— START Stored data —
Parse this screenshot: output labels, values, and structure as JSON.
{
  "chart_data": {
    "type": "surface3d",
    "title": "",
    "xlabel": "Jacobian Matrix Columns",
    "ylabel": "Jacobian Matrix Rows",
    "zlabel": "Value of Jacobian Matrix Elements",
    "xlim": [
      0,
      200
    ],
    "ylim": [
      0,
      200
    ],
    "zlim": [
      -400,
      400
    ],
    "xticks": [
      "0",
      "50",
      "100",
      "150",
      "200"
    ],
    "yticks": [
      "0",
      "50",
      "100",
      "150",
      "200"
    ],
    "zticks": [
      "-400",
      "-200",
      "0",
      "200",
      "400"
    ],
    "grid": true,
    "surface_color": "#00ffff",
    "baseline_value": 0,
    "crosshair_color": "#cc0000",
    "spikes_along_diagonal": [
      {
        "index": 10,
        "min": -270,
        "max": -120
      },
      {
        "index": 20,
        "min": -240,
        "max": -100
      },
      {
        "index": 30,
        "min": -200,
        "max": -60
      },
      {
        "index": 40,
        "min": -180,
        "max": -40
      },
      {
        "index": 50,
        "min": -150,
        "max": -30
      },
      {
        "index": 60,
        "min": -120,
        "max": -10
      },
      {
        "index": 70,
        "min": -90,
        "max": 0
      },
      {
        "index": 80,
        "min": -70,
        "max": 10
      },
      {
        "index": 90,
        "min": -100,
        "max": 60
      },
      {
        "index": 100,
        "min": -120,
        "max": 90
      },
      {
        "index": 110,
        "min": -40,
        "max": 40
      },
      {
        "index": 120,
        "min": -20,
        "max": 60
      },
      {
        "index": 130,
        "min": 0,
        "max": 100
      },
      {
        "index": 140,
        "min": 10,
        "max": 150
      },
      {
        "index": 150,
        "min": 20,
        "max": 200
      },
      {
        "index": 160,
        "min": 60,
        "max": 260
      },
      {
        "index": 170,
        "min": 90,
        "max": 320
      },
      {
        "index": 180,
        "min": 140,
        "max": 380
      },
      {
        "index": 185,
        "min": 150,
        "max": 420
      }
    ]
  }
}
— END Stored data —
What is being asked:
Make an exact copy of the data above.

Result:
Parse this screenshot: output labels, values, and structure as JSON.
{
  "chart_data": {
    "type": "surface3d",
    "title": "",
    "xlabel": "Jacobian Matrix Columns",
    "ylabel": "Jacobian Matrix Rows",
    "zlabel": "Value of Jacobian Matrix Elements",
    "xlim": [
      0,
      200
    ],
    "ylim": [
      0,
      200
    ],
    "zlim": [
      -400,
      400
    ],
    "xticks": [
      "0",
      "50",
      "100",
      "150",
      "200"
    ],
    "yticks": [
      "0",
      "50",
      "100",
      "150",
      "200"
    ],
    "zticks": [
      "-400",
      "-200",
      "0",
      "200",
      "400"
    ],
    "grid": true,
    "surface_color": "#00ffff",
    "baseline_value": 0,
    "crosshair_color": "#cc0000",
    "spikes_along_diagonal": [
      {
        "index": 10,
        "min": -270,
        "max": -120
      },
      {
        "index": 20,
        "min": -240,
        "max": -100
      },
      {
        "index": 30,
        "min": -200,
        "max": -60
      },
      {
        "index": 40,
        "min": -180,
        "max": -40
      },
      {
        "index": 50,
        "min": -150,
        "max": -30
      },
      {
        "index": 60,
        "min": -120,
        "max": -10
      },
      {
        "index": 70,
        "min": -90,
        "max": 0
      },
      {
        "index": 80,
        "min": -70,
        "max": 10
      },
      {
        "index": 90,
        "min": -100,
        "max": 60
      },
      {
        "index": 100,
        "min": -120,
        "max": 90
      },
      {
        "index": 110,
        "min": -40,
        "max": 40
      },
      {
        "index": 120,
        "min": -20,
        "max": 60
      },
      {
        "index": 130,
        "min": 0,
        "max": 100
      },
      {
        "index": 140,
        "min": 10,
        "max": 150
      },
      {
        "index": 150,
        "min": 20,
        "max": 200
      },
      {
        "index": 160,
        "min": 60,
        "max": 260
      },
      {
        "index": 170,
        "min": 90,
        "max": 320
      },
      {
        "index": 180,
        "min": 140,
        "max": 380
      },
      {
        "index": 185,
        "min": 150,
        "max": 420
      }
    ]
  }
}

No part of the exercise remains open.